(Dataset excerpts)

________________________

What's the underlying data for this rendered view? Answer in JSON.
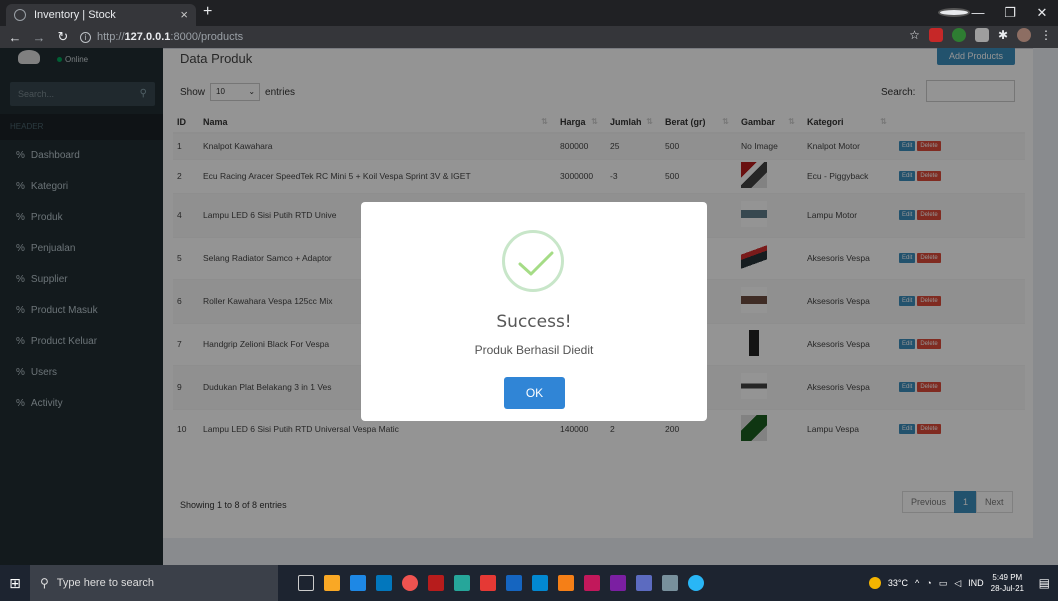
{
  "browser": {
    "tab_title": "Inventory | Stock",
    "tab_close": "×",
    "new_tab": "+",
    "url_prefix": "http://",
    "url_host": "127.0.0.1",
    "url_path": ":8000/products"
  },
  "sidebar": {
    "status": "Online",
    "search_placeholder": "Search...",
    "header": "HEADER",
    "items": [
      {
        "label": "Dashboard"
      },
      {
        "label": "Kategori"
      },
      {
        "label": "Produk"
      },
      {
        "label": "Penjualan"
      },
      {
        "label": "Supplier"
      },
      {
        "label": "Product Masuk"
      },
      {
        "label": "Product Keluar"
      },
      {
        "label": "Users"
      },
      {
        "label": "Activity"
      }
    ]
  },
  "main": {
    "title": "Data Produk",
    "add_button": "Add Products",
    "show_label": "Show",
    "entries_value": "10",
    "entries_label": "entries",
    "search_label": "Search:",
    "columns": [
      "ID",
      "Nama",
      "Harga",
      "Jumlah",
      "Berat (gr)",
      "Gambar",
      "Kategori",
      ""
    ],
    "rows": [
      {
        "id": "1",
        "nama": "Knalpot Kawahara",
        "harga": "800000",
        "jumlah": "25",
        "berat": "500",
        "gambar": "No Image",
        "kategori": "Knalpot Motor"
      },
      {
        "id": "2",
        "nama": "Ecu Racing Aracer SpeedTek RC Mini 5 + Koil Vespa Sprint 3V & IGET",
        "harga": "3000000",
        "jumlah": "-3",
        "berat": "500",
        "gambar": "",
        "kategori": "Ecu - Piggyback"
      },
      {
        "id": "4",
        "nama": "Lampu LED 6 Sisi Putih RTD Unive",
        "harga": "",
        "jumlah": "",
        "berat": "00",
        "gambar": "",
        "kategori": "Lampu Motor"
      },
      {
        "id": "5",
        "nama": "Selang Radiator Samco + Adaptor",
        "harga": "",
        "jumlah": "",
        "berat": "00",
        "gambar": "",
        "kategori": "Aksesoris Vespa"
      },
      {
        "id": "6",
        "nama": "Roller Kawahara Vespa 125cc Mix",
        "harga": "",
        "jumlah": "",
        "berat": "00",
        "gambar": "",
        "kategori": "Aksesoris Vespa"
      },
      {
        "id": "7",
        "nama": "Handgrip Zelioni Black For Vespa",
        "harga": "",
        "jumlah": "",
        "berat": "00",
        "gambar": "",
        "kategori": "Aksesoris Vespa"
      },
      {
        "id": "9",
        "nama": "Dudukan Plat Belakang 3 in 1 Ves",
        "harga": "",
        "jumlah": "",
        "berat": "00",
        "gambar": "",
        "kategori": "Aksesoris Vespa"
      },
      {
        "id": "10",
        "nama": "Lampu LED 6 Sisi Putih RTD Universal Vespa Matic",
        "harga": "140000",
        "jumlah": "2",
        "berat": "200",
        "gambar": "",
        "kategori": "Lampu Vespa"
      }
    ],
    "edit_label": "Edit",
    "delete_label": "Delete",
    "showing_text": "Showing 1 to 8 of 8 entries",
    "pager": {
      "previous": "Previous",
      "current": "1",
      "next": "Next"
    }
  },
  "modal": {
    "title": "Success!",
    "message": "Produk Berhasil Diedit",
    "ok_label": "OK"
  },
  "taskbar": {
    "search_placeholder": "Type here to search",
    "temperature": "33°C",
    "language": "IND",
    "time": "5:49 PM",
    "date": "28-Jul-21"
  },
  "colors": {
    "sidebar_bg": "#222d32",
    "primary": "#3c8dbc",
    "danger": "#dd4b39",
    "success_check": "#a5dc86",
    "ok_button": "#3085d6"
  }
}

________________________

Short exercise:
Print the entries above exactly, taking out only the pictures.

Answer in full:
What's the underlying data for this rendered view? Answer in JSON.
{
  "browser": {
    "tab_title": "Inventory | Stock",
    "tab_close": "×",
    "new_tab": "+",
    "url_prefix": "http://",
    "url_host": "127.0.0.1",
    "url_path": ":8000/products"
  },
  "sidebar": {
    "status": "Online",
    "search_placeholder": "Search...",
    "header": "HEADER",
    "items": [
      {
        "label": "Dashboard"
      },
      {
        "label": "Kategori"
      },
      {
        "label": "Produk"
      },
      {
        "label": "Penjualan"
      },
      {
        "label": "Supplier"
      },
      {
        "label": "Product Masuk"
      },
      {
        "label": "Product Keluar"
      },
      {
        "label": "Users"
      },
      {
        "label": "Activity"
      }
    ]
  },
  "main": {
    "title": "Data Produk",
    "add_button": "Add Products",
    "show_label": "Show",
    "entries_value": "10",
    "entries_label": "entries",
    "search_label": "Search:",
    "columns": [
      "ID",
      "Nama",
      "Harga",
      "Jumlah",
      "Berat (gr)",
      "Gambar",
      "Kategori",
      ""
    ],
    "rows": [
      {
        "id": "1",
        "nama": "Knalpot Kawahara",
        "harga": "800000",
        "jumlah": "25",
        "berat": "500",
        "gambar": "No Image",
        "kategori": "Knalpot Motor"
      },
      {
        "id": "2",
        "nama": "Ecu Racing Aracer SpeedTek RC Mini 5 + Koil Vespa Sprint 3V & IGET",
        "harga": "3000000",
        "jumlah": "-3",
        "berat": "500",
        "gambar": "",
        "kategori": "Ecu - Piggyback"
      },
      {
        "id": "4",
        "nama": "Lampu LED 6 Sisi Putih RTD Unive",
        "harga": "",
        "jumlah": "",
        "berat": "00",
        "gambar": "",
        "kategori": "Lampu Motor"
      },
      {
        "id": "5",
        "nama": "Selang Radiator Samco + Adaptor",
        "harga": "",
        "jumlah": "",
        "berat": "00",
        "gambar": "",
        "kategori": "Aksesoris Vespa"
      },
      {
        "id": "6",
        "nama": "Roller Kawahara Vespa 125cc Mix",
        "harga": "",
        "jumlah": "",
        "berat": "00",
        "gambar": "",
        "kategori": "Aksesoris Vespa"
      },
      {
        "id": "7",
        "nama": "Handgrip Zelioni Black For Vespa",
        "harga": "",
        "jumlah": "",
        "berat": "00",
        "gambar": "",
        "kategori": "Aksesoris Vespa"
      },
      {
        "id": "9",
        "nama": "Dudukan Plat Belakang 3 in 1 Ves",
        "harga": "",
        "jumlah": "",
        "berat": "00",
        "gambar": "",
        "kategori": "Aksesoris Vespa"
      },
      {
        "id": "10",
        "nama": "Lampu LED 6 Sisi Putih RTD Universal Vespa Matic",
        "harga": "140000",
        "jumlah": "2",
        "berat": "200",
        "gambar": "",
        "kategori": "Lampu Vespa"
      }
    ],
    "edit_label": "Edit",
    "delete_label": "Delete",
    "showing_text": "Showing 1 to 8 of 8 entries",
    "pager": {
      "previous": "Previous",
      "current": "1",
      "next": "Next"
    }
  },
  "modal": {
    "title": "Success!",
    "message": "Produk Berhasil Diedit",
    "ok_label": "OK"
  },
  "taskbar": {
    "search_placeholder": "Type here to search",
    "temperature": "33°C",
    "language": "IND",
    "time": "5:49 PM",
    "date": "28-Jul-21"
  },
  "colors": {
    "sidebar_bg": "#222d32",
    "primary": "#3c8dbc",
    "danger": "#dd4b39",
    "success_check": "#a5dc86",
    "ok_button": "#3085d6"
  }
}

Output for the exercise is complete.